▸ Goal of the exercise:
What follows is a listing; restate every line of it word for word.

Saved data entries

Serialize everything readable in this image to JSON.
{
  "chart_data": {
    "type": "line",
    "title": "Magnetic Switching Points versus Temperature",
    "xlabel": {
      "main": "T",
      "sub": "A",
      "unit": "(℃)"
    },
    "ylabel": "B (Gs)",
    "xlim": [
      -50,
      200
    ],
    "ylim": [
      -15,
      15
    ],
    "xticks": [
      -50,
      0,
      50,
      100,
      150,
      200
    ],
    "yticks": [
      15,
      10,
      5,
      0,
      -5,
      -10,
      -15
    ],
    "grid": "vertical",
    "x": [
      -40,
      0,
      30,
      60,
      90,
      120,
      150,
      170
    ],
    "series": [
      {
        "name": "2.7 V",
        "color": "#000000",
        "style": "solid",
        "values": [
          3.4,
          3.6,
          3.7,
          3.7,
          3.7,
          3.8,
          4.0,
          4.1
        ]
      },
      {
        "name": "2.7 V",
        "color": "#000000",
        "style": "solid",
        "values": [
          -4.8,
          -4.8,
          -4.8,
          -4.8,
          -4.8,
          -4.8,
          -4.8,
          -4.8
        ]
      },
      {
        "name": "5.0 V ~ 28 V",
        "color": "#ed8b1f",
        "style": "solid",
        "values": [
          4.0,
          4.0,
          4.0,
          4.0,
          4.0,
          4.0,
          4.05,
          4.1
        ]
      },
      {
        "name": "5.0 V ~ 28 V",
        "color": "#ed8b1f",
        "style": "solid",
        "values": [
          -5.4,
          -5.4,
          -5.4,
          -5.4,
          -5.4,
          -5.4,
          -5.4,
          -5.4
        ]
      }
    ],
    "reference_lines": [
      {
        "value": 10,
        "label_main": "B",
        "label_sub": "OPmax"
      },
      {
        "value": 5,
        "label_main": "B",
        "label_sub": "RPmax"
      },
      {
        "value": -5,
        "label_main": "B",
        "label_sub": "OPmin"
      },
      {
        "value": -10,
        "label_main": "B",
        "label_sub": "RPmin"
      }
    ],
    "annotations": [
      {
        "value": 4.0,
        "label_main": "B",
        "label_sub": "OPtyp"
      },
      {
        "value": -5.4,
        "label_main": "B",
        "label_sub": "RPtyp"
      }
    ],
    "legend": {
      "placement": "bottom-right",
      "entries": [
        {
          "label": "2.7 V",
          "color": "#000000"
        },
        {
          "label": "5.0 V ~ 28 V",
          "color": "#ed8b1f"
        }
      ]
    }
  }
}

▸ Response below:
Serialize everything readable in this image to JSON.
{
  "chart_data": {
    "type": "line",
    "title": "Magnetic Switching Points versus Temperature",
    "xlabel": {
      "main": "T",
      "sub": "A",
      "unit": "(℃)"
    },
    "ylabel": "B (Gs)",
    "xlim": [
      -50,
      200
    ],
    "ylim": [
      -15,
      15
    ],
    "xticks": [
      -50,
      0,
      50,
      100,
      150,
      200
    ],
    "yticks": [
      15,
      10,
      5,
      0,
      -5,
      -10,
      -15
    ],
    "grid": "vertical",
    "x": [
      -40,
      0,
      30,
      60,
      90,
      120,
      150,
      170
    ],
    "series": [
      {
        "name": "2.7 V",
        "color": "#000000",
        "style": "solid",
        "values": [
          3.4,
          3.6,
          3.7,
          3.7,
          3.7,
          3.8,
          4.0,
          4.1
        ]
      },
      {
        "name": "2.7 V",
        "color": "#000000",
        "style": "solid",
        "values": [
          -4.8,
          -4.8,
          -4.8,
          -4.8,
          -4.8,
          -4.8,
          -4.8,
          -4.8
        ]
      },
      {
        "name": "5.0 V ~ 28 V",
        "color": "#ed8b1f",
        "style": "solid",
        "values": [
          4.0,
          4.0,
          4.0,
          4.0,
          4.0,
          4.0,
          4.05,
          4.1
        ]
      },
      {
        "name": "5.0 V ~ 28 V",
        "color": "#ed8b1f",
        "style": "solid",
        "values": [
          -5.4,
          -5.4,
          -5.4,
          -5.4,
          -5.4,
          -5.4,
          -5.4,
          -5.4
        ]
      }
    ],
    "reference_lines": [
      {
        "value": 10,
        "label_main": "B",
        "label_sub": "OPmax"
      },
      {
        "value": 5,
        "label_main": "B",
        "label_sub": "RPmax"
      },
      {
        "value": -5,
        "label_main": "B",
        "label_sub": "OPmin"
      },
      {
        "value": -10,
        "label_main": "B",
        "label_sub": "RPmin"
      }
    ],
    "annotations": [
      {
        "value": 4.0,
        "label_main": "B",
        "label_sub": "OPtyp"
      },
      {
        "value": -5.4,
        "label_main": "B",
        "label_sub": "RPtyp"
      }
    ],
    "legend": {
      "placement": "bottom-right",
      "entries": [
        {
          "label": "2.7 V",
          "color": "#000000"
        },
        {
          "label": "5.0 V ~ 28 V",
          "color": "#ed8b1f"
        }
      ]
    }
  }
}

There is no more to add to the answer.